# Start of Extracted data

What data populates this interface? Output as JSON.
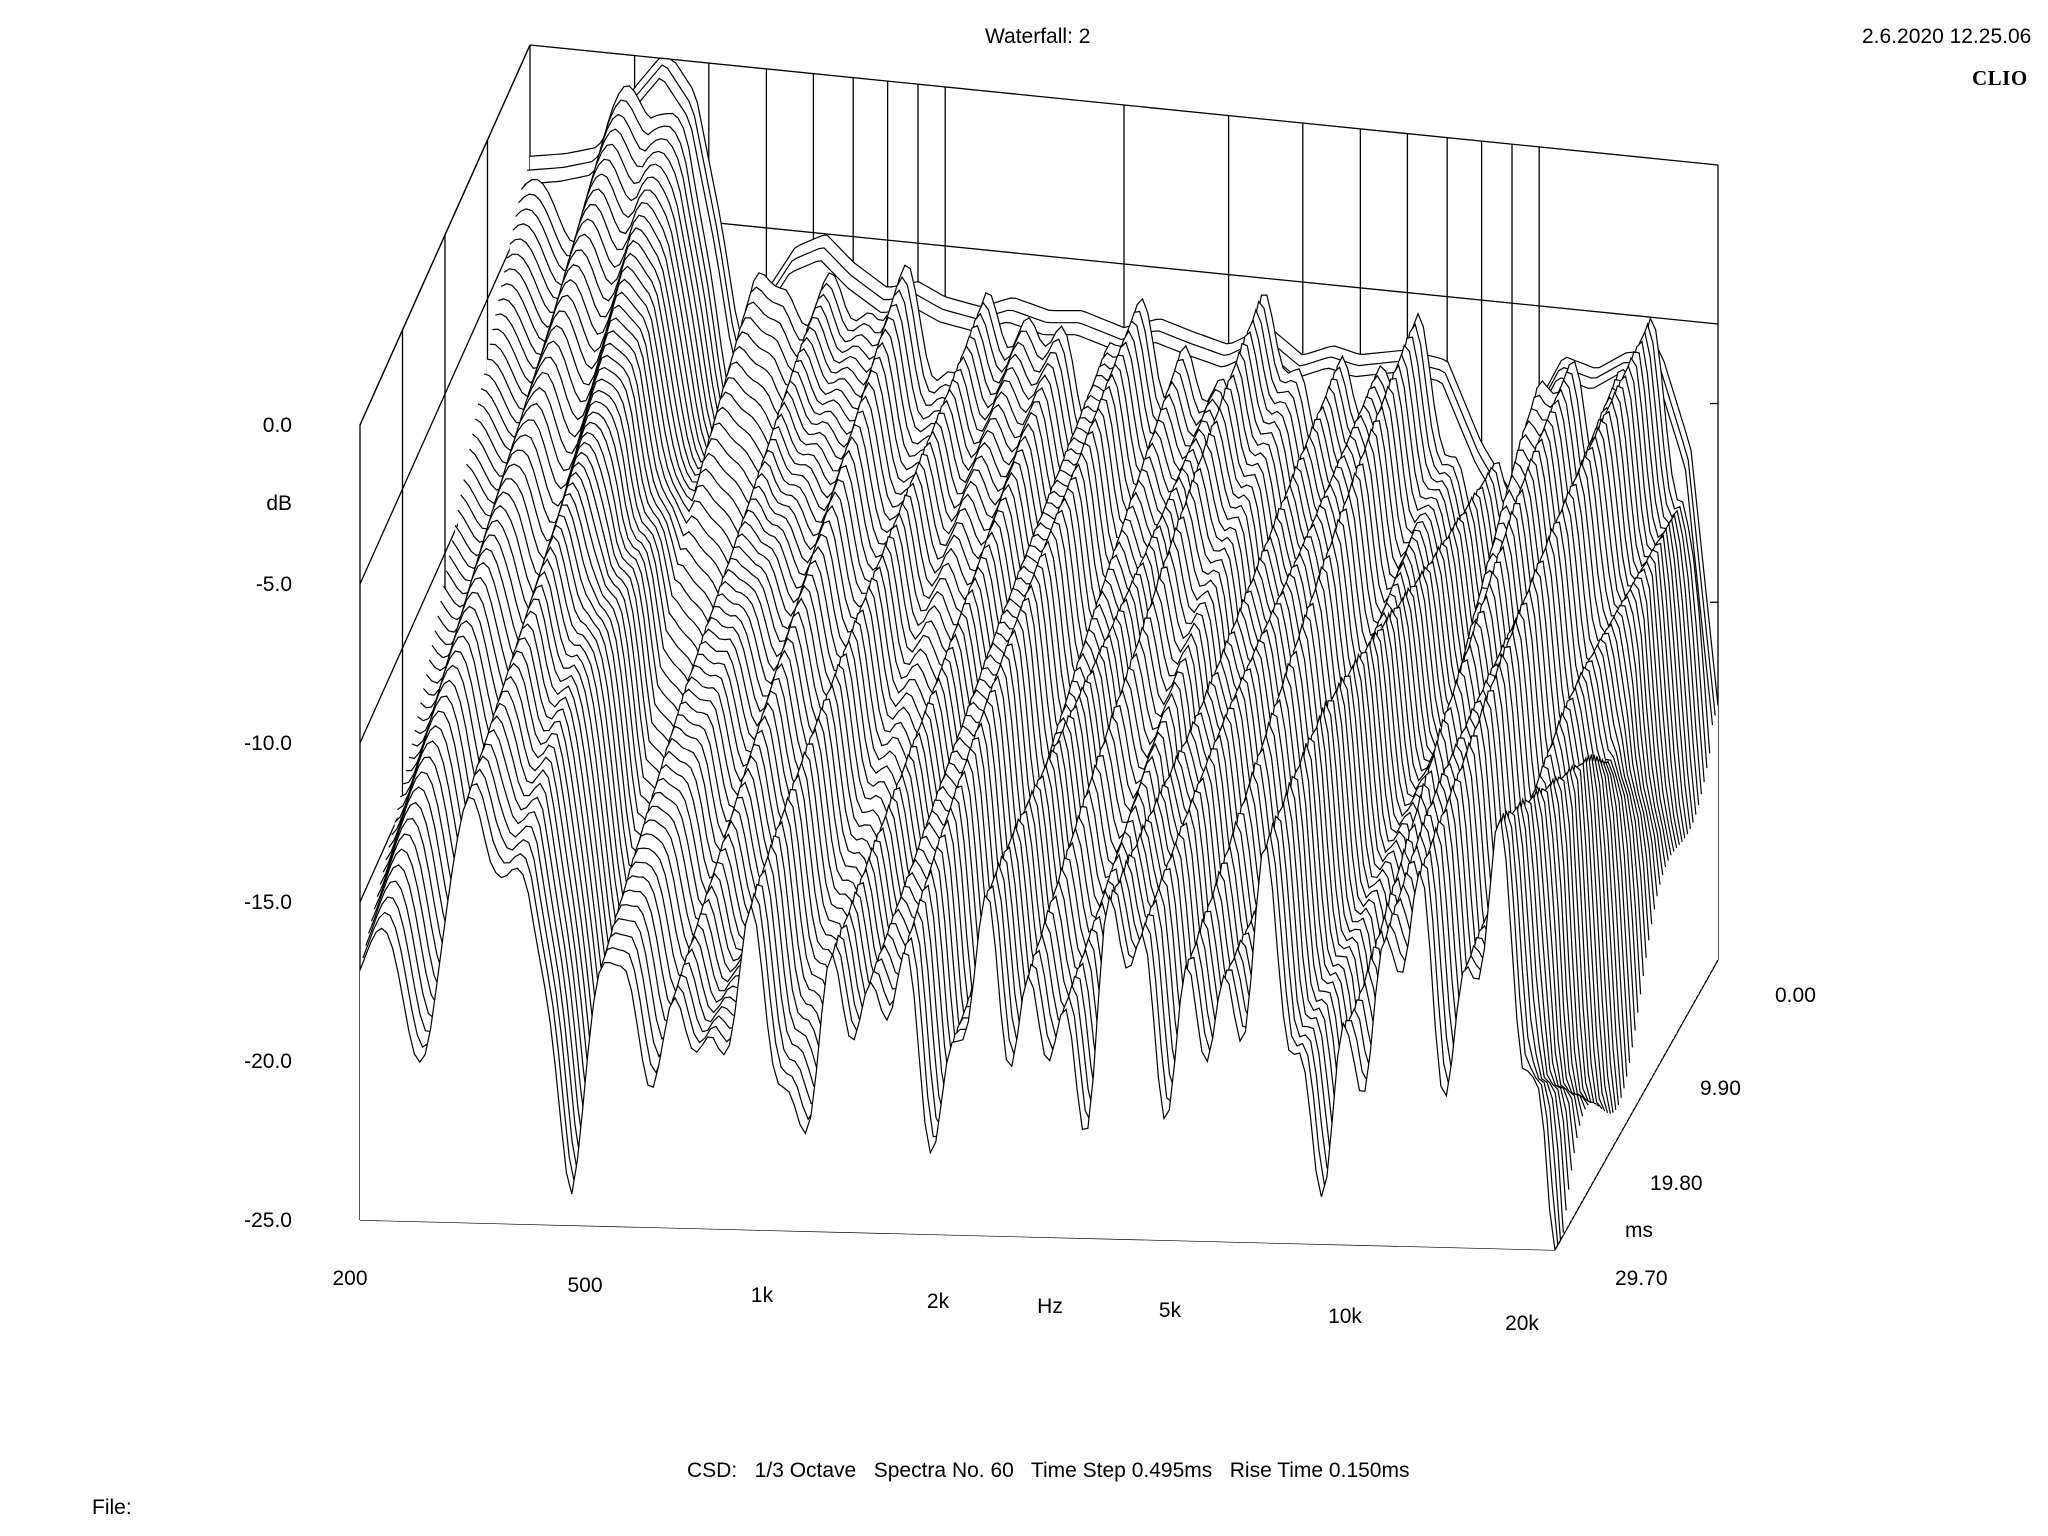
{
  "header": {
    "title": "Waterfall: 2",
    "timestamp": "2.6.2020 12.25.06",
    "brand": "CLIO"
  },
  "footer": {
    "info": "CSD:   1/3 Octave   Spectra No. 60   Time Step 0.495ms   Rise Time 0.150ms",
    "file_label": "File:"
  },
  "chart_data": {
    "type": "waterfall",
    "title": "Waterfall: 2",
    "xlabel": "Hz",
    "ylabel": "dB",
    "zlabel": "ms",
    "x_scale": "log",
    "x_range": [
      200,
      20000
    ],
    "x_ticks": [
      "200",
      "500",
      "1k",
      "2k",
      "5k",
      "10k",
      "20k"
    ],
    "y_range": [
      -25.0,
      0.0
    ],
    "y_ticks": [
      "0.0",
      "-5.0",
      "-10.0",
      "-15.0",
      "-20.0",
      "-25.0"
    ],
    "z_range": [
      0.0,
      29.7
    ],
    "z_ticks": [
      "0.00",
      "9.90",
      "19.80",
      "29.70"
    ],
    "grid": true,
    "slice_count": 60,
    "time_step_ms": 0.495,
    "first_slice": {
      "freq_hz": [
        200,
        230,
        260,
        300,
        340,
        380,
        420,
        450,
        500,
        560,
        630,
        700,
        800,
        900,
        1000,
        1150,
        1300,
        1500,
        1700,
        2000,
        2300,
        2600,
        3000,
        3500,
        4000,
        4500,
        5000,
        6000,
        7000,
        8000,
        9000,
        10000,
        11000,
        12500,
        14000,
        16000,
        18000,
        20000
      ],
      "db": [
        -3.5,
        -3.3,
        -3.0,
        -1.0,
        0.3,
        -1.0,
        -5.0,
        -8.5,
        -7.0,
        -5.5,
        -5.0,
        -5.8,
        -6.5,
        -6.2,
        -6.6,
        -6.8,
        -6.4,
        -6.7,
        -6.6,
        -7.0,
        -6.6,
        -6.9,
        -7.2,
        -6.5,
        -7.3,
        -6.9,
        -7.1,
        -6.8,
        -7.0,
        -9.5,
        -11.0,
        -8.0,
        -6.5,
        -6.8,
        -6.2,
        -6.0,
        -9.0,
        -17.0
      ]
    }
  }
}
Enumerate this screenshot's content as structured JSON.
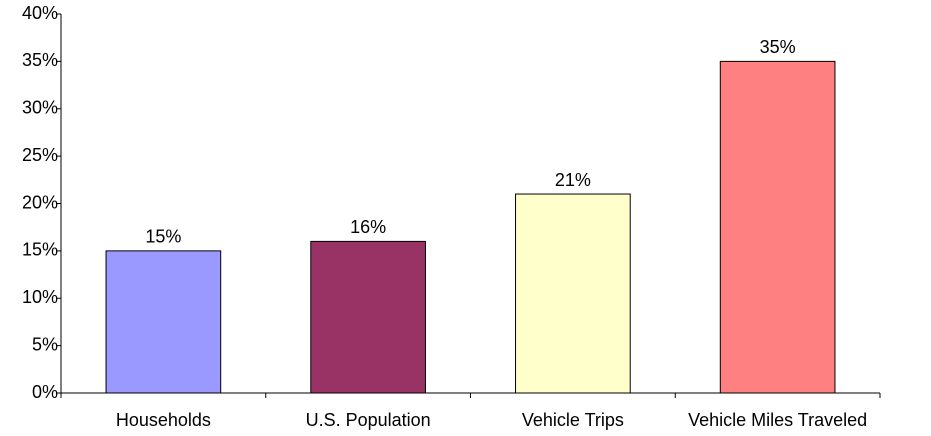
{
  "chart_data": {
    "type": "bar",
    "categories": [
      "Households",
      "U.S. Population",
      "Vehicle Trips",
      "Vehicle Miles Traveled"
    ],
    "values": [
      15,
      16,
      21,
      35
    ],
    "value_labels": [
      "15%",
      "16%",
      "21%",
      "35%"
    ],
    "colors": [
      "#9999ff",
      "#993366",
      "#ffffcc",
      "#ff8080"
    ],
    "ylim": [
      0,
      40
    ],
    "yticks": [
      {
        "value": 0,
        "label": "0%"
      },
      {
        "value": 5,
        "label": "5%"
      },
      {
        "value": 10,
        "label": "10%"
      },
      {
        "value": 15,
        "label": "15%"
      },
      {
        "value": 20,
        "label": "20%"
      },
      {
        "value": 25,
        "label": "25%"
      },
      {
        "value": 30,
        "label": "30%"
      },
      {
        "value": 35,
        "label": "35%"
      },
      {
        "value": 40,
        "label": "40%"
      }
    ],
    "grid": false
  }
}
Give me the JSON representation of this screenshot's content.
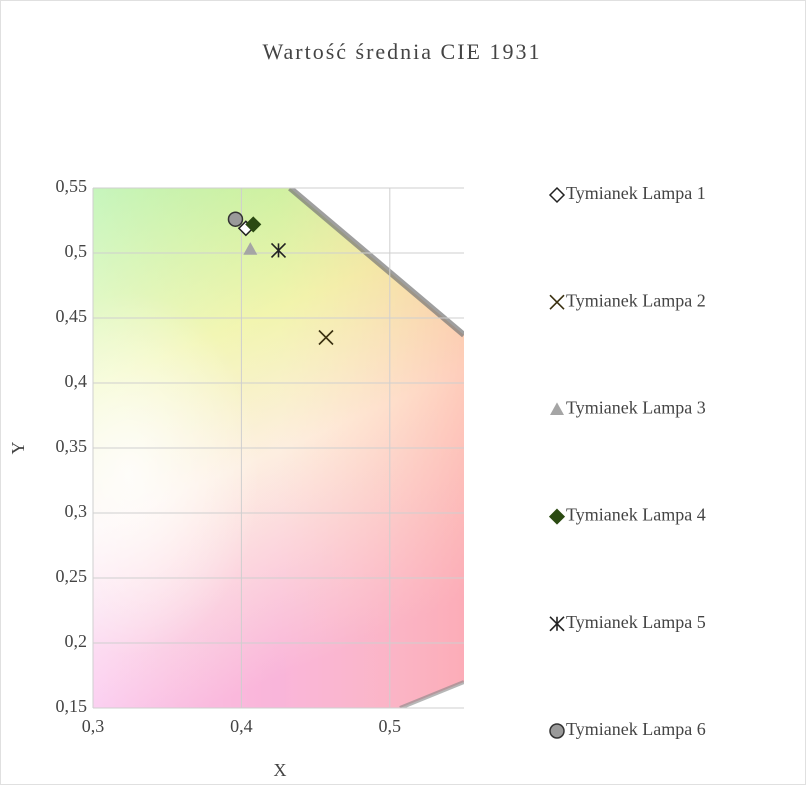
{
  "chart_data": {
    "type": "scatter",
    "title": "Wartość średnia CIE 1931",
    "x_label": "X",
    "y_label": "Y",
    "xlim": [
      0.3,
      0.55
    ],
    "ylim": [
      0.15,
      0.55
    ],
    "xticks": [
      {
        "value": 0.3,
        "label": "0,3"
      },
      {
        "value": 0.4,
        "label": "0,4"
      },
      {
        "value": 0.5,
        "label": "0,5"
      }
    ],
    "yticks": [
      {
        "value": 0.15,
        "label": "0,15"
      },
      {
        "value": 0.2,
        "label": "0,2"
      },
      {
        "value": 0.25,
        "label": "0,25"
      },
      {
        "value": 0.3,
        "label": "0,3"
      },
      {
        "value": 0.35,
        "label": "0,35"
      },
      {
        "value": 0.4,
        "label": "0,4"
      },
      {
        "value": 0.45,
        "label": "0,45"
      },
      {
        "value": 0.5,
        "label": "0,5"
      },
      {
        "value": 0.55,
        "label": "0,55"
      }
    ],
    "grid": true,
    "legend": "right",
    "series": [
      {
        "name": "Tymianek Lampa 1",
        "marker": "diamond-open",
        "color": "#222222",
        "x": [
          0.403
        ],
        "values": [
          0.519
        ]
      },
      {
        "name": "Tymianek Lampa 2",
        "marker": "cross",
        "color": "#3a3010",
        "x": [
          0.457
        ],
        "values": [
          0.435
        ]
      },
      {
        "name": "Tymianek Lampa 3",
        "marker": "triangle",
        "color": "#a5a5a5",
        "x": [
          0.406
        ],
        "values": [
          0.503
        ]
      },
      {
        "name": "Tymianek Lampa 4",
        "marker": "diamond",
        "color": "#2b4a12",
        "x": [
          0.408
        ],
        "values": [
          0.522
        ]
      },
      {
        "name": "Tymianek Lampa 5",
        "marker": "asterisk",
        "color": "#222222",
        "x": [
          0.425
        ],
        "values": [
          0.502
        ]
      },
      {
        "name": "Tymianek Lampa 6",
        "marker": "circle",
        "color": "#9a9a9a",
        "x": [
          0.396
        ],
        "values": [
          0.526
        ]
      }
    ]
  }
}
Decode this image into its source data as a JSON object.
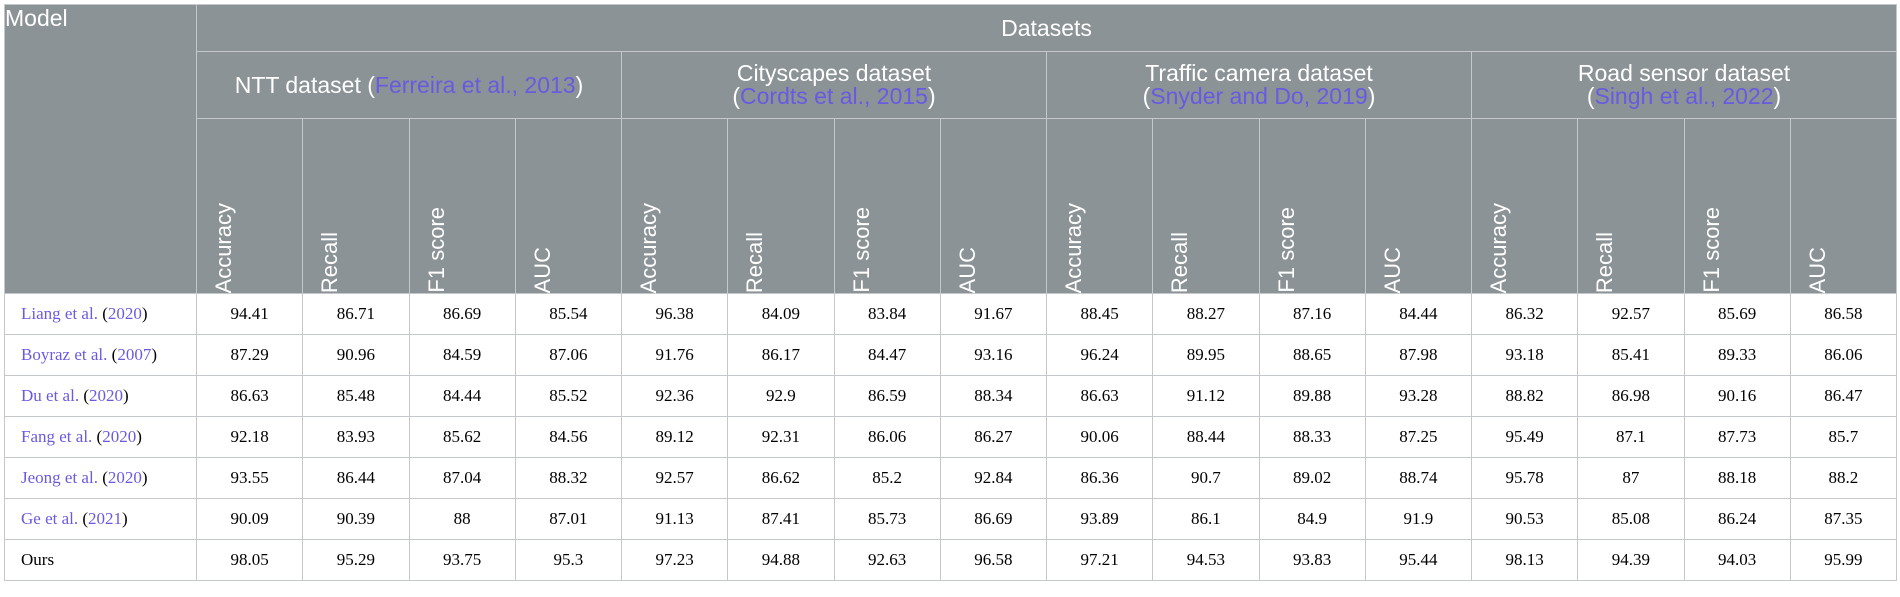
{
  "header": {
    "model_label": "Model",
    "datasets_label": "Datasets",
    "groups": [
      {
        "line1_pre": "NTT dataset (",
        "cite": "Ferreira et al., 2013",
        "post": ")"
      },
      {
        "line1": "Cityscapes dataset",
        "pre": "(",
        "cite": "Cordts et al., 2015",
        "post": ")"
      },
      {
        "line1": "Traffic camera dataset",
        "pre": "(",
        "cite": "Snyder and Do, 2019",
        "post": ")"
      },
      {
        "line1": "Road sensor dataset",
        "pre": "(",
        "cite": "Singh et al., 2022",
        "post": ")"
      }
    ],
    "metrics": [
      "Accuracy",
      "Recall",
      "F1 score",
      "AUC"
    ]
  },
  "rows": [
    {
      "name": "Liang et al. (",
      "year": "2020",
      "close": ")",
      "values": [
        "94.41",
        "86.71",
        "86.69",
        "85.54",
        "96.38",
        "84.09",
        "83.84",
        "91.67",
        "88.45",
        "88.27",
        "87.16",
        "84.44",
        "86.32",
        "92.57",
        "85.69",
        "86.58"
      ]
    },
    {
      "name": "Boyraz et al. (",
      "year": "2007",
      "close": ")",
      "values": [
        "87.29",
        "90.96",
        "84.59",
        "87.06",
        "91.76",
        "86.17",
        "84.47",
        "93.16",
        "96.24",
        "89.95",
        "88.65",
        "87.98",
        "93.18",
        "85.41",
        "89.33",
        "86.06"
      ]
    },
    {
      "name": "Du et al. (",
      "year": "2020",
      "close": ")",
      "values": [
        "86.63",
        "85.48",
        "84.44",
        "85.52",
        "92.36",
        "92.9",
        "86.59",
        "88.34",
        "86.63",
        "91.12",
        "89.88",
        "93.28",
        "88.82",
        "86.98",
        "90.16",
        "86.47"
      ]
    },
    {
      "name": "Fang et al. (",
      "year": "2020",
      "close": ")",
      "values": [
        "92.18",
        "83.93",
        "85.62",
        "84.56",
        "89.12",
        "92.31",
        "86.06",
        "86.27",
        "90.06",
        "88.44",
        "88.33",
        "87.25",
        "95.49",
        "87.1",
        "87.73",
        "85.7"
      ]
    },
    {
      "name": "Jeong et al. (",
      "year": "2020",
      "close": ")",
      "values": [
        "93.55",
        "86.44",
        "87.04",
        "88.32",
        "92.57",
        "86.62",
        "85.2",
        "92.84",
        "86.36",
        "90.7",
        "89.02",
        "88.74",
        "95.78",
        "87",
        "88.18",
        "88.2"
      ]
    },
    {
      "name": "Ge et al. (",
      "year": "2021",
      "close": ")",
      "values": [
        "90.09",
        "90.39",
        "88",
        "87.01",
        "91.13",
        "87.41",
        "85.73",
        "86.69",
        "93.89",
        "86.1",
        "84.9",
        "91.9",
        "90.53",
        "85.08",
        "86.24",
        "87.35"
      ]
    },
    {
      "name": "Ours",
      "year": "",
      "close": "",
      "values": [
        "98.05",
        "95.29",
        "93.75",
        "95.3",
        "97.23",
        "94.88",
        "92.63",
        "96.58",
        "97.21",
        "94.53",
        "93.83",
        "95.44",
        "98.13",
        "94.39",
        "94.03",
        "95.99"
      ]
    }
  ]
}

# End of Extracted data

• **Exercise prompt**
State only how many lines in the material include "type".

• **Result of the task**
3